● TASK BRIEF
Below is a block of records; reproduce all of them exactly and leave out any pictures.

● ENTRIES SHOWN
= = = = =

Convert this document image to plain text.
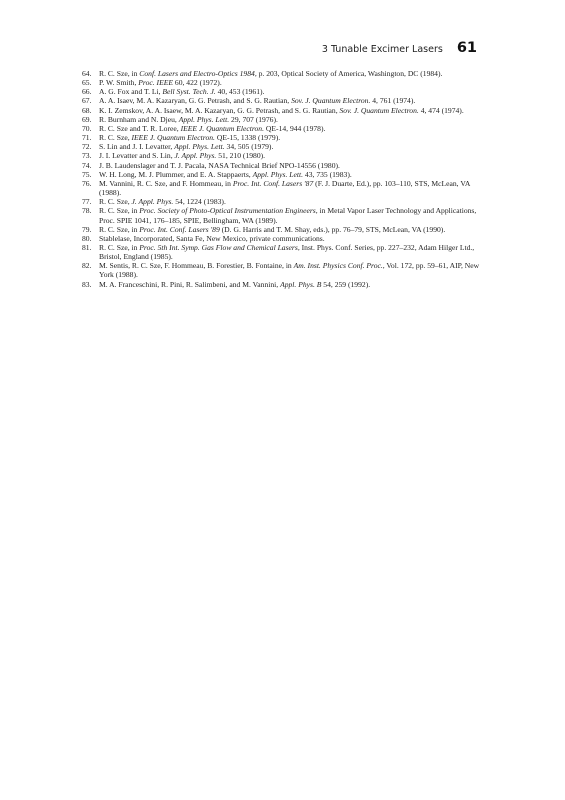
3 Tunable Excimer Lasers 61
64. R. C. Sze, in Conf. Lasers and Electro-Optics 1984, p. 203, Optical Society of America, Washington, DC (1984).
65. P. W. Smith, Proc. IEEE 60, 422 (1972).
66. A. G. Fox and T. Li, Bell Syst. Tech. J. 40, 453 (1961).
67. A. A. Isaev, M. A. Kazaryan, G. G. Petrash, and S. G. Rautian, Sov. J. Quantum Electron. 4, 761 (1974).
68. K. I. Zemskov, A. A. Isaew, M. A. Kazaryan, G. G. Petrash, and S. G. Rautian, Sov. J. Quantum Electron. 4, 474 (1974).
69. R. Burnham and N. Djeu, Appl. Phys. Lett. 29, 707 (1976).
70. R. C. Sze and T. R. Loree, IEEE J. Quantum Electron. QE-14, 944 (1978).
71. R. C. Sze, IEEE J. Quantum Electron. QE-15, 1338 (1979).
72. S. Lin and J. I. Levatter, Appl. Phys. Lett. 34, 505 (1979).
73. J. I. Levatter and S. Lin, J. Appl. Phys. 51, 210 (1980).
74. J. B. Laudenslager and T. J. Pacala, NASA Technical Brief NPO-14556 (1980).
75. W. H. Long, M. J. Plummer, and E. A. Stappaerts, Appl. Phys. Lett. 43, 735 (1983).
76. M. Vannini, R. C. Sze, and F. Hommeau, in Proc. Int. Conf. Lasers '87 (F. J. Duarte, Ed.), pp. 103–110, STS, McLean, VA (1988).
77. R. C. Sze, J. Appl. Phys. 54, 1224 (1983).
78. R. C. Sze, in Proc. Society of Photo-Optical Instrumentation Engineers, in Metal Vapor Laser Technology and Applications, Proc. SPIE 1041, 176–185, SPIE, Bellingham, WA (1989).
79. R. C. Sze, in Proc. Int. Conf. Lasers '89 (D. G. Harris and T. M. Shay, eds.), pp. 76–79, STS, McLean, VA (1990).
80. Stablelase, Incorporated, Santa Fe, New Mexico, private communications.
81. R. C. Sze, in Proc. 5th Int. Symp. Gas Flow and Chemical Lasers, Inst. Phys. Conf. Series, pp. 227–232, Adam Hilger Ltd., Bristol, England (1985).
82. M. Sentis, R. C. Sze, F. Hommeau, B. Forestier, B. Fontaine, in Am. Inst. Physics Conf. Proc., Vol. 172, pp. 59–61, AIP, New York (1988).
83. M. A. Franceschini, R. Pini, R. Salimbeni, and M. Vannini, Appl. Phys. B 54, 259 (1992).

= = = = =

● EXPECTED ANSWER
Convert this document image to plain text.
3 Tunable Excimer Lasers 61
64. R. C. Sze, in Conf. Lasers and Electro-Optics 1984, p. 203, Optical Society of America, Washington, DC (1984).
65. P. W. Smith, Proc. IEEE 60, 422 (1972).
66. A. G. Fox and T. Li, Bell Syst. Tech. J. 40, 453 (1961).
67. A. A. Isaev, M. A. Kazaryan, G. G. Petrash, and S. G. Rautian, Sov. J. Quantum Electron. 4, 761 (1974).
68. K. I. Zemskov, A. A. Isaew, M. A. Kazaryan, G. G. Petrash, and S. G. Rautian, Sov. J. Quantum Electron. 4, 474 (1974).
69. R. Burnham and N. Djeu, Appl. Phys. Lett. 29, 707 (1976).
70. R. C. Sze and T. R. Loree, IEEE J. Quantum Electron. QE-14, 944 (1978).
71. R. C. Sze, IEEE J. Quantum Electron. QE-15, 1338 (1979).
72. S. Lin and J. I. Levatter, Appl. Phys. Lett. 34, 505 (1979).
73. J. I. Levatter and S. Lin, J. Appl. Phys. 51, 210 (1980).
74. J. B. Laudenslager and T. J. Pacala, NASA Technical Brief NPO-14556 (1980).
75. W. H. Long, M. J. Plummer, and E. A. Stappaerts, Appl. Phys. Lett. 43, 735 (1983).
76. M. Vannini, R. C. Sze, and F. Hommeau, in Proc. Int. Conf. Lasers '87 (F. J. Duarte, Ed.), pp. 103–110, STS, McLean, VA (1988).
77. R. C. Sze, J. Appl. Phys. 54, 1224 (1983).
78. R. C. Sze, in Proc. Society of Photo-Optical Instrumentation Engineers, in Metal Vapor Laser Technology and Applications, Proc. SPIE 1041, 176–185, SPIE, Bellingham, WA (1989).
79. R. C. Sze, in Proc. Int. Conf. Lasers '89 (D. G. Harris and T. M. Shay, eds.), pp. 76–79, STS, McLean, VA (1990).
80. Stablelase, Incorporated, Santa Fe, New Mexico, private communications.
81. R. C. Sze, in Proc. 5th Int. Symp. Gas Flow and Chemical Lasers, Inst. Phys. Conf. Series, pp. 227–232, Adam Hilger Ltd., Bristol, England (1985).
82. M. Sentis, R. C. Sze, F. Hommeau, B. Forestier, B. Fontaine, in Am. Inst. Physics Conf. Proc., Vol. 172, pp. 59–61, AIP, New York (1988).
83. M. A. Franceschini, R. Pini, R. Salimbeni, and M. Vannini, Appl. Phys. B 54, 259 (1992).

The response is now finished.